▸ **GIVEN DATA**:
□ □ □ □
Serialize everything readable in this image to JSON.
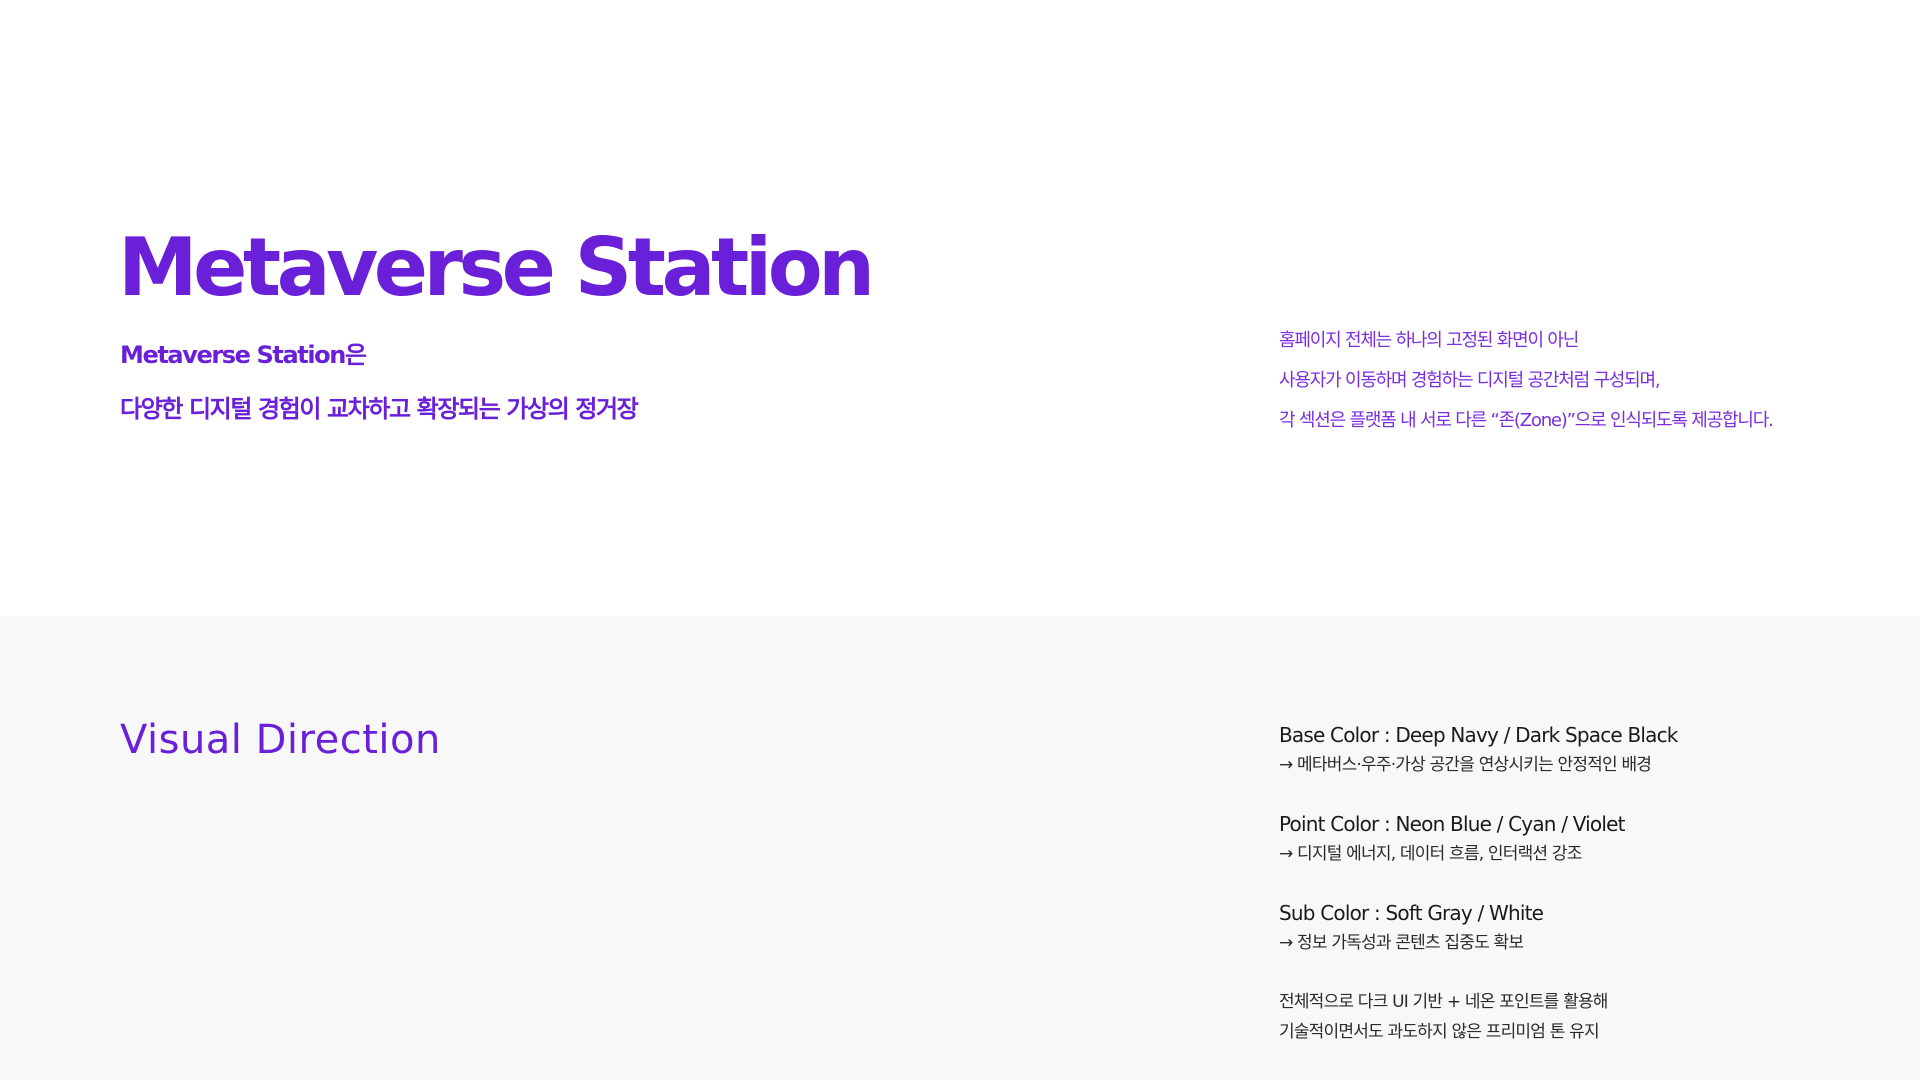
{
  "hero": {
    "title": "Metaverse Station",
    "subtitle_line1": "Metaverse Station은",
    "subtitle_line2": "다양한 디지털 경험이 교차하고 확장되는 가상의 정거장",
    "description": [
      "홈페이지 전체는 하나의 고정된 화면이 아닌",
      "사용자가 이동하며 경험하는 디지털 공간처럼 구성되며,",
      "각 섹션은 플랫폼 내 서로 다른 “존(Zone)”으로 인식되도록 제공합니다."
    ]
  },
  "visual_direction": {
    "title": "Visual Direction",
    "items": [
      {
        "heading": "Base Color : Deep Navy / Dark Space Black",
        "note": "→ 메타버스·우주·가상 공간을 연상시키는 안정적인 배경"
      },
      {
        "heading": "Point Color : Neon Blue / Cyan / Violet",
        "note": "→ 디지털 에너지, 데이터 흐름, 인터랙션 강조"
      },
      {
        "heading": "Sub Color : Soft Gray / White",
        "note": "→ 정보 가독성과 콘텐츠 집중도 확보"
      }
    ],
    "summary_line1": "전체적으로 다크 UI 기반 + 네온 포인트를 활용해",
    "summary_line2": "기술적이면서도 과도하지 않은 프리미엄 톤 유지"
  },
  "colors": {
    "accent": "#6a1fd8",
    "accent_light": "#7a2ee0",
    "section_background": "#f8f8f8",
    "text": "#1a1a1a"
  }
}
□ □ □ □
▸ **SHORT PROBLEM**: Omit the pictures, and quote the material above exactly as given.

▸ **FULL RESPONSE**:
Serialize everything readable in this image to JSON.
{
  "hero": {
    "title": "Metaverse Station",
    "subtitle_line1": "Metaverse Station은",
    "subtitle_line2": "다양한 디지털 경험이 교차하고 확장되는 가상의 정거장",
    "description": [
      "홈페이지 전체는 하나의 고정된 화면이 아닌",
      "사용자가 이동하며 경험하는 디지털 공간처럼 구성되며,",
      "각 섹션은 플랫폼 내 서로 다른 “존(Zone)”으로 인식되도록 제공합니다."
    ]
  },
  "visual_direction": {
    "title": "Visual Direction",
    "items": [
      {
        "heading": "Base Color : Deep Navy / Dark Space Black",
        "note": "→ 메타버스·우주·가상 공간을 연상시키는 안정적인 배경"
      },
      {
        "heading": "Point Color : Neon Blue / Cyan / Violet",
        "note": "→ 디지털 에너지, 데이터 흐름, 인터랙션 강조"
      },
      {
        "heading": "Sub Color : Soft Gray / White",
        "note": "→ 정보 가독성과 콘텐츠 집중도 확보"
      }
    ],
    "summary_line1": "전체적으로 다크 UI 기반 + 네온 포인트를 활용해",
    "summary_line2": "기술적이면서도 과도하지 않은 프리미엄 톤 유지"
  },
  "colors": {
    "accent": "#6a1fd8",
    "accent_light": "#7a2ee0",
    "section_background": "#f8f8f8",
    "text": "#1a1a1a"
  }
}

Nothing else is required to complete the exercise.